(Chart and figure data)
········

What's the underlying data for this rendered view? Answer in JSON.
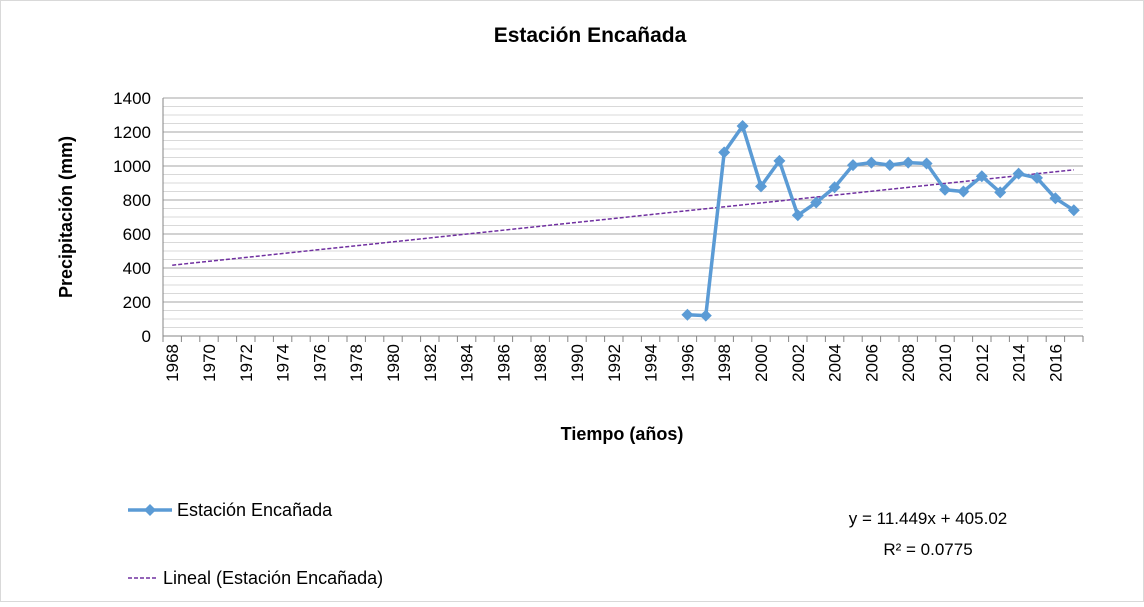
{
  "chart_data": {
    "type": "line",
    "title": "Estación Encañada",
    "xlabel": "Tiempo (años)",
    "ylabel": "Precipitación (mm)",
    "categories": [
      "1968",
      null,
      "1970",
      null,
      "1972",
      null,
      "1974",
      null,
      "1976",
      null,
      "1978",
      null,
      "1980",
      null,
      "1982",
      null,
      "1984",
      null,
      "1986",
      null,
      "1988",
      null,
      "1990",
      null,
      "1992",
      null,
      "1994",
      null,
      "1996",
      null,
      "1998",
      null,
      "2000",
      null,
      "2002",
      null,
      "2004",
      null,
      "2006",
      null,
      "2008",
      null,
      "2010",
      null,
      "2012",
      null,
      "2014",
      null,
      "2016",
      null
    ],
    "series": [
      {
        "name": "Estación Encañada",
        "color": "#5b9bd5",
        "values": [
          null,
          null,
          null,
          null,
          null,
          null,
          null,
          null,
          null,
          null,
          null,
          null,
          null,
          null,
          null,
          null,
          null,
          null,
          null,
          null,
          null,
          null,
          null,
          null,
          null,
          null,
          null,
          null,
          125,
          120,
          1080,
          1235,
          880,
          1030,
          710,
          785,
          875,
          1005,
          1020,
          1005,
          1020,
          1015,
          860,
          850,
          940,
          845,
          955,
          930,
          810,
          740
        ]
      }
    ],
    "trendline": {
      "name": "Lineal (Estación Encañada)",
      "color": "#7030a0",
      "slope": 11.449,
      "intercept": 405.02,
      "equation": "y = 11.449x + 405.02",
      "r2": "R² = 0.0775"
    },
    "ylim": [
      0,
      1400
    ],
    "yticks": [
      0,
      200,
      400,
      600,
      800,
      1000,
      1200,
      1400
    ],
    "minor_yticks": [
      50,
      100,
      150,
      250,
      300,
      350,
      450,
      500,
      550,
      650,
      700,
      750,
      850,
      900,
      950,
      1050,
      1100,
      1150,
      1250,
      1300,
      1350
    ],
    "grid": true,
    "legend": "bottom-left"
  }
}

········

→ Objective:
Pictures are excluded; copy all other data exactly as shown.

→ Full solution:
What's the underlying data for this rendered view? Answer in JSON.
{
  "chart_data": {
    "type": "line",
    "title": "Estación Encañada",
    "xlabel": "Tiempo (años)",
    "ylabel": "Precipitación (mm)",
    "categories": [
      "1968",
      null,
      "1970",
      null,
      "1972",
      null,
      "1974",
      null,
      "1976",
      null,
      "1978",
      null,
      "1980",
      null,
      "1982",
      null,
      "1984",
      null,
      "1986",
      null,
      "1988",
      null,
      "1990",
      null,
      "1992",
      null,
      "1994",
      null,
      "1996",
      null,
      "1998",
      null,
      "2000",
      null,
      "2002",
      null,
      "2004",
      null,
      "2006",
      null,
      "2008",
      null,
      "2010",
      null,
      "2012",
      null,
      "2014",
      null,
      "2016",
      null
    ],
    "series": [
      {
        "name": "Estación Encañada",
        "color": "#5b9bd5",
        "values": [
          null,
          null,
          null,
          null,
          null,
          null,
          null,
          null,
          null,
          null,
          null,
          null,
          null,
          null,
          null,
          null,
          null,
          null,
          null,
          null,
          null,
          null,
          null,
          null,
          null,
          null,
          null,
          null,
          125,
          120,
          1080,
          1235,
          880,
          1030,
          710,
          785,
          875,
          1005,
          1020,
          1005,
          1020,
          1015,
          860,
          850,
          940,
          845,
          955,
          930,
          810,
          740
        ]
      }
    ],
    "trendline": {
      "name": "Lineal (Estación Encañada)",
      "color": "#7030a0",
      "slope": 11.449,
      "intercept": 405.02,
      "equation": "y = 11.449x + 405.02",
      "r2": "R² = 0.0775"
    },
    "ylim": [
      0,
      1400
    ],
    "yticks": [
      0,
      200,
      400,
      600,
      800,
      1000,
      1200,
      1400
    ],
    "minor_yticks": [
      50,
      100,
      150,
      250,
      300,
      350,
      450,
      500,
      550,
      650,
      700,
      750,
      850,
      900,
      950,
      1050,
      1100,
      1150,
      1250,
      1300,
      1350
    ],
    "grid": true,
    "legend": "bottom-left"
  }
}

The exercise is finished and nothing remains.